Short problem | Render every line of the listing below as a Markdown table with the columns "Row" and "Entry", numbering the rows and omitting blank lines.

Dataset records |
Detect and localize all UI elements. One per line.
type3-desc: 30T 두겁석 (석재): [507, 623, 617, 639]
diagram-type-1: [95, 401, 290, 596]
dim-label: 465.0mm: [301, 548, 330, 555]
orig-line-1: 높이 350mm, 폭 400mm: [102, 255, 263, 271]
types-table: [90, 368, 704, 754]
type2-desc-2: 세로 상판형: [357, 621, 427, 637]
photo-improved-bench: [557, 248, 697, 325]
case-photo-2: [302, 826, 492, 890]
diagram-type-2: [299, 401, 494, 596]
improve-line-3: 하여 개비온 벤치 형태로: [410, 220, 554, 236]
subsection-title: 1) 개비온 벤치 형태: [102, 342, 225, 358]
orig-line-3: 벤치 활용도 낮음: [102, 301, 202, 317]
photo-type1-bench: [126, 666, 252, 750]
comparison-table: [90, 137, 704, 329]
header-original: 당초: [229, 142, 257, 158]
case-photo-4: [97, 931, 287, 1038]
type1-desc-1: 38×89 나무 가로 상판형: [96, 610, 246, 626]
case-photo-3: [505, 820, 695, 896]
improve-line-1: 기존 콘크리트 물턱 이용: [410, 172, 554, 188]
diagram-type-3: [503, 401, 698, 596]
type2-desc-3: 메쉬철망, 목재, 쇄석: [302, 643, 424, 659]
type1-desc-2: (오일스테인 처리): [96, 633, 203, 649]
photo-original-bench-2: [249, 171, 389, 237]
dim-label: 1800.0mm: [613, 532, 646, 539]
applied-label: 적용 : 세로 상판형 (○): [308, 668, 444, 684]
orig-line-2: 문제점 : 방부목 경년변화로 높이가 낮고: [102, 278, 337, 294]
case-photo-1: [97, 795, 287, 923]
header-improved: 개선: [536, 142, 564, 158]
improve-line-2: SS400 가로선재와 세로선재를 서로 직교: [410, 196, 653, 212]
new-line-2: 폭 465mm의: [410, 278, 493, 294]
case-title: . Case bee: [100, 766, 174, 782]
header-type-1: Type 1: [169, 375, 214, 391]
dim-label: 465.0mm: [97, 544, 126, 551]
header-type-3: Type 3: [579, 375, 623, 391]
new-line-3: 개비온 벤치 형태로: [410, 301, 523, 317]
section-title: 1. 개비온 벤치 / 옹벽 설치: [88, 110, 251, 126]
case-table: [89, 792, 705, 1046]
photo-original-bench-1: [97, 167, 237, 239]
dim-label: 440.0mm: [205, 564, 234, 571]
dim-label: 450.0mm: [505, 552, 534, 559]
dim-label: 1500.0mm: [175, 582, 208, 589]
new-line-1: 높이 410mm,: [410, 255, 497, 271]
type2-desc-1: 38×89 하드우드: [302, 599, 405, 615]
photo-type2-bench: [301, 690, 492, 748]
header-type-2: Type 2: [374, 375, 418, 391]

Task solution |
| Row | Entry |
|---|---|
| 1 | Detect and localize all UI elements. One per line. |
| 2 | type3-desc: 30T 두겁석 (석재): [507, 623, 617, 639] |
| 3 | diagram-type-1: [95, 401, 290, 596] |
| 4 | dim-label: 465.0mm: [301, 548, 330, 555] |
| 5 | orig-line-1: 높이 350mm, 폭 400mm: [102, 255, 263, 271] |
| 6 | types-table: [90, 368, 704, 754] |
| 7 | type2-desc-2: 세로 상판형: [357, 621, 427, 637] |
| 8 | photo-improved-bench: [557, 248, 697, 325] |
| 9 | case-photo-2: [302, 826, 492, 890] |
| 10 | diagram-type-2: [299, 401, 494, 596] |
| 11 | improve-line-3: 하여 개비온 벤치 형태로: [410, 220, 554, 236] |
| 12 | subsection-title: 1) 개비온 벤치 형태: [102, 342, 225, 358] |
| 13 | orig-line-3: 벤치 활용도 낮음: [102, 301, 202, 317] |
| 14 | photo-type1-bench: [126, 666, 252, 750] |
| 15 | comparison-table: [90, 137, 704, 329] |
| 16 | header-original: 당초: [229, 142, 257, 158] |
| 17 | case-photo-4: [97, 931, 287, 1038] |
| 18 | type1-desc-1: 38×89 나무 가로 상판형: [96, 610, 246, 626] |
| 19 | case-photo-3: [505, 820, 695, 896] |
| 20 | improve-line-1: 기존 콘크리트 물턱 이용: [410, 172, 554, 188] |
| 21 | diagram-type-3: [503, 401, 698, 596] |
| 22 | type2-desc-3: 메쉬철망, 목재, 쇄석: [302, 643, 424, 659] |
| 23 | type1-desc-2: (오일스테인 처리): [96, 633, 203, 649] |
| 24 | photo-original-bench-2: [249, 171, 389, 237] |
| 25 | dim-label: 1800.0mm: [613, 532, 646, 539] |
| 26 | applied-label: 적용 : 세로 상판형 (○): [308, 668, 444, 684] |
| 27 | orig-line-2: 문제점 : 방부목 경년변화로 높이가 낮고: [102, 278, 337, 294] |
| 28 | case-photo-1: [97, 795, 287, 923] |
| 29 | header-improved: 개선: [536, 142, 564, 158] |
| 30 | improve-line-2: SS400 가로선재와 세로선재를 서로 직교: [410, 196, 653, 212] |
| 31 | new-line-2: 폭 465mm의: [410, 278, 493, 294] |
| 32 | case-title: . Case bee: [100, 766, 174, 782] |
| 33 | header-type-1: Type 1: [169, 375, 214, 391] |
| 34 | dim-label: 465.0mm: [97, 544, 126, 551] |
| 35 | header-type-3: Type 3: [579, 375, 623, 391] |
| 36 | new-line-3: 개비온 벤치 형태로: [410, 301, 523, 317] |
| 37 | section-title: 1. 개비온 벤치 / 옹벽 설치: [88, 110, 251, 126] |
| 38 | case-table: [89, 792, 705, 1046] |
| 39 | photo-original-bench-1: [97, 167, 237, 239] |
| 40 | dim-label: 440.0mm: [205, 564, 234, 571] |
| 41 | dim-label: 450.0mm: [505, 552, 534, 559] |
| 42 | dim-label: 1500.0mm: [175, 582, 208, 589] |
| 43 | new-line-1: 높이 410mm,: [410, 255, 497, 271] |
| 44 | type2-desc-1: 38×89 하드우드: [302, 599, 405, 615] |
| 45 | photo-type2-bench: [301, 690, 492, 748] |
| 46 | header-type-2: Type 2: [374, 375, 418, 391] |